Dataset

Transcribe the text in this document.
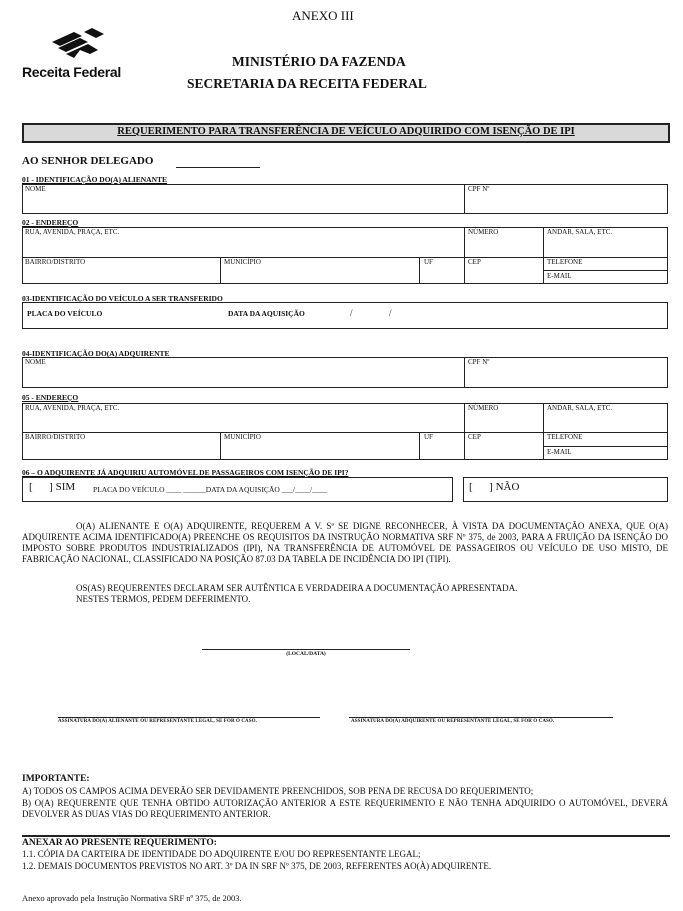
ANEXO III
Receita Federal
MINISTÉRIO DA FAZENDA
SECRETARIA DA RECEITA FEDERAL
REQUERIMENTO PARA TRANSFERÊNCIA DE VEÍCULO ADQUIRIDO COM ISENÇÃO DE IPI
AO SENHOR DELEGADO
01 - IDENTIFICAÇÃO DO(A) ALIENANTE
NOME	CPF Nº
02 - ENDEREÇO
RUA, AVENIDA, PRAÇA, ETC.	NÚMERO	ANDAR, SALA, ETC.
BAIRRO/DISTRITO	MUNICÍPIO	UF	CEP	TELEFONE
E-MAIL
03-IDENTIFICAÇÃO DO VEÍCULO A SER TRANSFERIDO
PLACA DO VEÍCULO	DATA DA AQUISIÇÃO	/	/
04-IDENTIFICAÇÃO DO(A) ADQUIRENTE
NOME	CPF Nº
05 - ENDEREÇO
RUA, AVENIDA, PRAÇA, ETC.	NÚMERO	ANDAR, SALA, ETC.
BAIRRO/DISTRITO	MUNICÍPIO	UF	CEP	TELEFONE
E-MAIL
06 – O ADQUIRENTE JÁ ADQUIRIU AUTOMÓVEL DE PASSAGEIROS COM ISENÇÃO DE IPI?
[      ] SIM PLACA DO VEÍCULO ____ ______DATA DA AQUISIÇÃO ___/____/____	[      ] NÃO
O(A) ALIENANTE E O(A) ADQUIRENTE, REQUEREM A V. Sª SE DIGNE RECONHECER, À VISTA DA DOCUMENTAÇÃO ANEXA, QUE O(A) ADQUIRENTE ACIMA IDENTIFICADO(A) PREENCHE OS REQUISITOS DA INSTRUÇÃO NORMATIVA SRF Nº 375, de 2003, PARA A FRUIÇÃO DA ISENÇÃO DO IMPOSTO SOBRE PRODUTOS INDUSTRIALIZADOS (IPI), NA TRANSFERÊNCIA DE AUTOMÓVEL DE PASSAGEIROS OU VEÍCULO DE USO MISTO, DE FABRICAÇÃO NACIONAL, CLASSIFICADO NA POSIÇÃO 87.03 DA TABELA DE INCIDÊNCIA DO IPI (TIPI).
OS(AS) REQUERENTES DECLARAM SER AUTÊNTICA E VERDADEIRA A DOCUMENTAÇÃO APRESENTADA.
NESTES TERMOS, PEDEM DEFERIMENTO.
(LOCAL/DATA)
ASSINATURA DO(A) ALIENANTE OU REPRESENTANTE LEGAL, SE FOR O CASO.	ASSINATURA DO(A) ADQUIRENTE OU REPRESENTANTE LEGAL, SE FOR O CASO.
IMPORTANTE:
A) TODOS OS CAMPOS ACIMA DEVERÃO SER DEVIDAMENTE PREENCHIDOS, SOB PENA DE RECUSA DO REQUERIMENTO;
B) O(A) REQUERENTE QUE TENHA OBTIDO AUTORIZAÇÃO ANTERIOR A ESTE REQUERIMENTO E NÃO TENHA ADQUIRIDO O AUTOMÓVEL, DEVERÁ DEVOLVER AS DUAS VIAS DO REQUERIMENTO ANTERIOR.
ANEXAR AO PRESENTE REQUERIMENTO:
1.1. CÓPIA DA CARTEIRA DE IDENTIDADE DO ADQUIRENTE E/OU DO REPRESENTANTE LEGAL;
1.2. DEMAIS DOCUMENTOS PREVISTOS NO ART. 3º DA IN SRF Nº 375, DE 2003, REFERENTES AO(À) ADQUIRENTE.
Anexo aprovado pela Instrução Normativa SRF nº 375, de 2003.
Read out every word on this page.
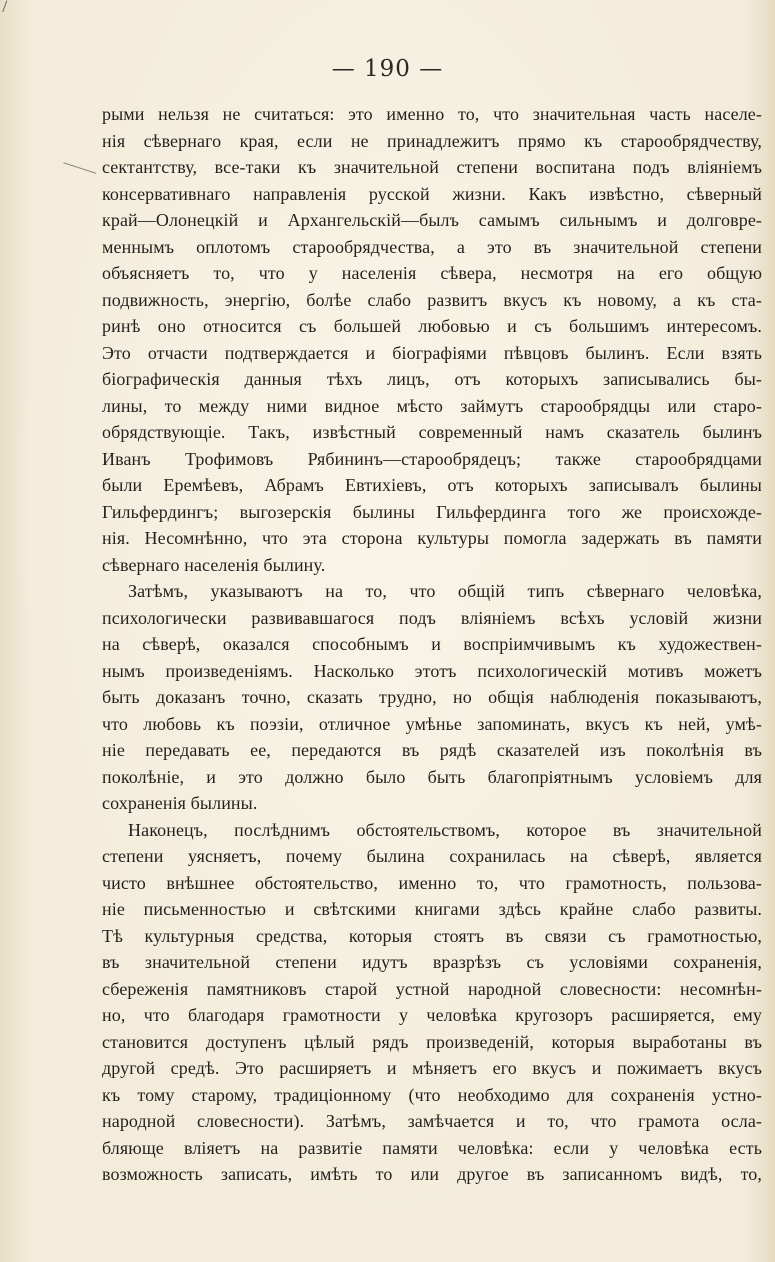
— 190 —
рыми нельзя не считаться: это именно то, что значительная часть населе-
нія сѣвернаго края, если не принадлежитъ прямо къ старообрядчеству,
сектантству, все-таки къ значительной степени воспитана подъ вліяніемъ
консервативнаго направленія русской жизни. Какъ извѣстно, сѣверный
край—Олонецкій и Архангельскій—былъ самымъ сильнымъ и долговре-
меннымъ оплотомъ старообрядчества, а это въ значительной степени
объясняетъ то, что у населенія сѣвера, несмотря на его общую
подвижность, энергію, болѣе слабо развитъ вкусъ къ новому, а къ ста-
ринѣ оно относится съ большей любовью и съ большимъ интересомъ.
Это отчасти подтверждается и біографіями пѣвцовъ былинъ. Если взять
біографическія данныя тѣхъ лицъ, отъ которыхъ записывались бы-
лины, то между ними видное мѣсто займутъ старообрядцы или старо-
обрядствующіе. Такъ, извѣстный современный намъ сказатель былинъ
Иванъ Трофимовъ Рябининъ—старообрядецъ; также старообрядцами
были Еремѣевъ, Абрамъ Евтихіевъ, отъ которыхъ записывалъ былины
Гильфердингъ; выгозерскія былины Гильфердинга того же происхожде-
нія. Несомнѣнно, что эта сторона культуры помогла задержать въ памяти
сѣвернаго населенія былину.
Затѣмъ, указываютъ на то, что общій типъ сѣвернаго человѣка,
психологически развивавшагося подъ вліяніемъ всѣхъ условій жизни
на сѣверѣ, оказался способнымъ и воспріимчивымъ къ художествен-
нымъ произведеніямъ. Насколько этотъ психологическій мотивъ можетъ
быть доказанъ точно, сказать трудно, но общія наблюденія показываютъ,
что любовь къ поэзіи, отличное умѣнье запоминать, вкусъ къ ней, умѣ-
ніе передавать ее, передаются въ рядѣ сказателей изъ поколѣнія въ
поколѣніе, и это должно было быть благопріятнымъ условіемъ для
сохраненія былины.
Наконецъ, послѣднимъ обстоятельствомъ, которое въ значительной
степени уясняетъ, почему былина сохранилась на сѣверѣ, является
чисто внѣшнее обстоятельство, именно то, что грамотность, пользова-
ніе письменностью и свѣтскими книгами здѣсь крайне слабо развиты.
Тѣ культурныя средства, которыя стоятъ въ связи съ грамотностью,
въ значительной степени идутъ вразрѣзъ съ условіями сохраненія,
сбереженія памятниковъ старой устной народной словесности: несомнѣн-
но, что благодаря грамотности у человѣка кругозоръ расширяется, ему
становится доступенъ цѣлый рядъ произведеній, которыя выработаны въ
другой средѣ. Это расширяетъ и мѣняетъ его вкусъ и пожимаетъ вкусъ
къ тому старому, традиціонному (что необходимо для сохраненія устно-
народной словесности). Затѣмъ, замѣчается и то, что грамота осла-
бляюще вліяетъ на развитіе памяти человѣка: если у человѣка есть
возможность записать, имѣть то или другое въ записанномъ видѣ, то,
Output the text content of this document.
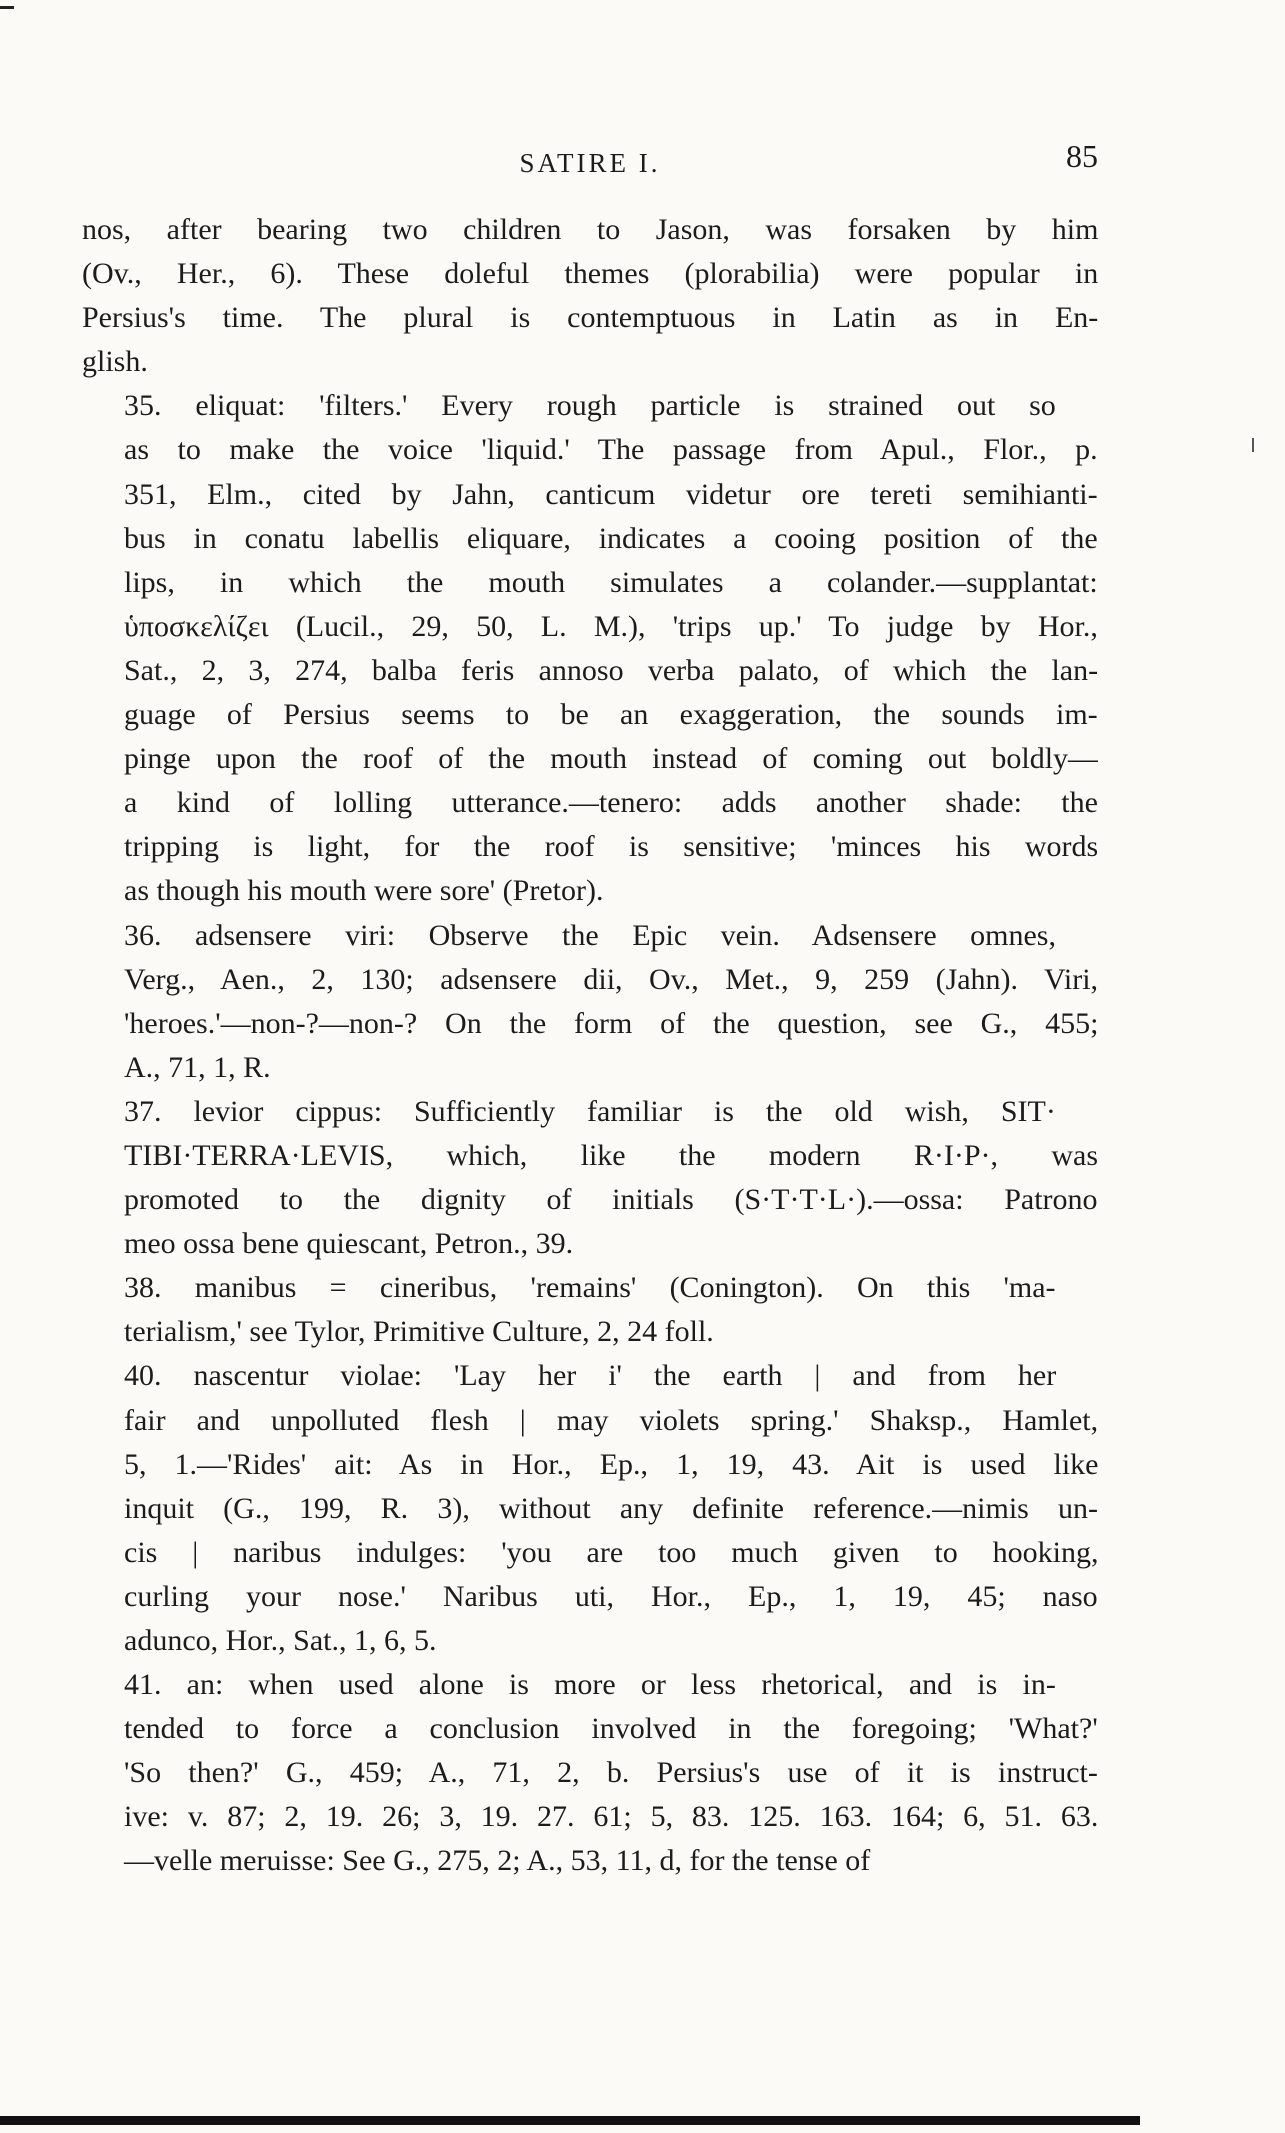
SATIRE I.	85
nos, after bearing two children to Jason, was forsaken by him
(Ov., Her., 6). These doleful themes (plorabilia) were popular in
Persius's time. The plural is contemptuous in Latin as in En-
glish.
35. eliquat: 'filters.' Every rough particle is strained out so
as to make the voice 'liquid.' The passage from Apul., Flor., p.
351, Elm., cited by Jahn, canticum videtur ore tereti semihianti-
bus in conatu labellis eliquare, indicates a cooing position of the
lips, in which the mouth simulates a colander.—supplantat:
ὑποσκελίζει (Lucil., 29, 50, L. M.), 'trips up.' To judge by Hor.,
Sat., 2, 3, 274, balba feris annoso verba palato, of which the lan-
guage of Persius seems to be an exaggeration, the sounds im-
pinge upon the roof of the mouth instead of coming out boldly—
a kind of lolling utterance.—tenero: adds another shade: the
tripping is light, for the roof is sensitive; 'minces his words
as though his mouth were sore' (Pretor).
36. adsensere viri: Observe the Epic vein. Adsensere omnes,
Verg., Aen., 2, 130; adsensere dii, Ov., Met., 9, 259 (Jahn). Viri,
'heroes.'—non-?—non-? On the form of the question, see G., 455;
A., 71, 1, R.
37. levior cippus: Sufficiently familiar is the old wish, SIT·
TIBI·TERRA·LEVIS, which, like the modern R·I·P·, was
promoted to the dignity of initials (S·T·T·L·).—ossa: Patrono
meo ossa bene quiescant, Petron., 39.
38. manibus = cineribus, 'remains' (Conington). On this 'ma-
terialism,' see Tylor, Primitive Culture, 2, 24 foll.
40. nascentur violae: 'Lay her i' the earth | and from her
fair and unpolluted flesh | may violets spring.' Shaksp., Hamlet,
5, 1.—'Rides' ait: As in Hor., Ep., 1, 19, 43. Ait is used like
inquit (G., 199, R. 3), without any definite reference.—nimis un-
cis | naribus indulges: 'you are too much given to hooking,
curling your nose.' Naribus uti, Hor., Ep., 1, 19, 45; naso
adunco, Hor., Sat., 1, 6, 5.
41. an: when used alone is more or less rhetorical, and is in-
tended to force a conclusion involved in the foregoing; 'What?'
'So then?' G., 459; A., 71, 2, b. Persius's use of it is instruct-
ive: v. 87; 2, 19. 26; 3, 19. 27. 61; 5, 83. 125. 163. 164; 6, 51. 63.
—velle meruisse: See G., 275, 2; A., 53, 11, d, for the tense of
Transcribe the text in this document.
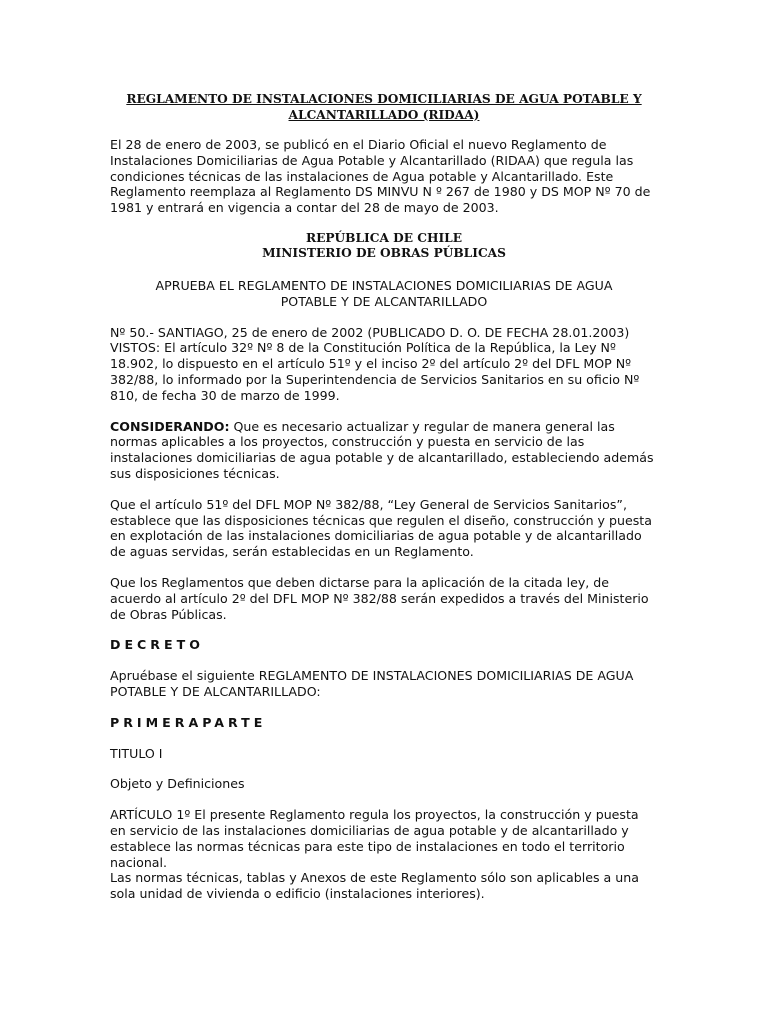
REGLAMENTO DE INSTALACIONES DOMICILIARIAS DE AGUA POTABLE Y
ALCANTARILLADO (RIDAA)

El 28 de enero de 2003, se publicó en el Diario Oficial el nuevo Reglamento de Instalaciones Domiciliarias de Agua Potable y Alcantarillado (RIDAA) que regula las condiciones técnicas de las instalaciones de Agua potable y Alcantarillado. Este Reglamento reemplaza al Reglamento DS MINVU N º 267 de 1980 y DS MOP Nº 70 de 1981 y entrará en vigencia a contar del 28 de mayo de 2003.

REPÚBLICA DE CHILE
MINISTERIO DE OBRAS PÚBLICAS
APRUEBA EL REGLAMENTO DE INSTALACIONES DOMICILIARIAS DE AGUA
POTABLE Y DE ALCANTARILLADO

Nº 50.- SANTIAGO, 25 de enero de 2002 (PUBLICADO D. O. DE FECHA 28.01.2003) VISTOS: El artículo 32º Nº 8 de la Constitución Política de la República, la Ley Nº 18.902, lo dispuesto en el artículo 51º y el inciso 2º del artículo 2º del DFL MOP Nº 382/88, lo informado por la Superintendencia de Servicios Sanitarios en su oficio Nº 810, de fecha 30 de marzo de 1999.

CONSIDERANDO: Que es necesario actualizar y regular de manera general las normas aplicables a los proyectos, construcción y puesta en servicio de las instalaciones domiciliarias de agua potable y de alcantarillado, estableciendo además sus disposiciones técnicas.

Que el artículo 51º del DFL MOP Nº 382/88, “Ley General de Servicios Sanitarios”, establece que las disposiciones técnicas que regulen el diseño, construcción y puesta en explotación de las instalaciones domiciliarias de agua potable y de alcantarillado de aguas servidas, serán establecidas en un Reglamento.

Que los Reglamentos que deben dictarse para la aplicación de la citada ley, de acuerdo al artículo 2º del DFL MOP Nº 382/88 serán expedidos a través del Ministerio de Obras Públicas.

DECRETO

Apruébase el siguiente REGLAMENTO DE INSTALACIONES DOMICILIARIAS DE AGUA POTABLE Y DE ALCANTARILLADO:

PRIMERAPARTE

TITULO I

Objeto y Definiciones

ARTÍCULO 1º El presente Reglamento regula los proyectos, la construcción y puesta en servicio de las instalaciones domiciliarias de agua potable y de alcantarillado y establece las normas técnicas para este tipo de instalaciones en todo el territorio nacional.

Las normas técnicas, tablas y Anexos de este Reglamento sólo son aplicables a una sola unidad de vivienda o edificio (instalaciones interiores).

Stated goal
Look through the material and copy each line that has "adsensere".

Solution
36. adsensere viri: Observe the Epic vein. Adsensere omnes,
Verg., Aen., 2, 130; adsensere dii, Ov., Met., 9, 259 (Jahn). Viri,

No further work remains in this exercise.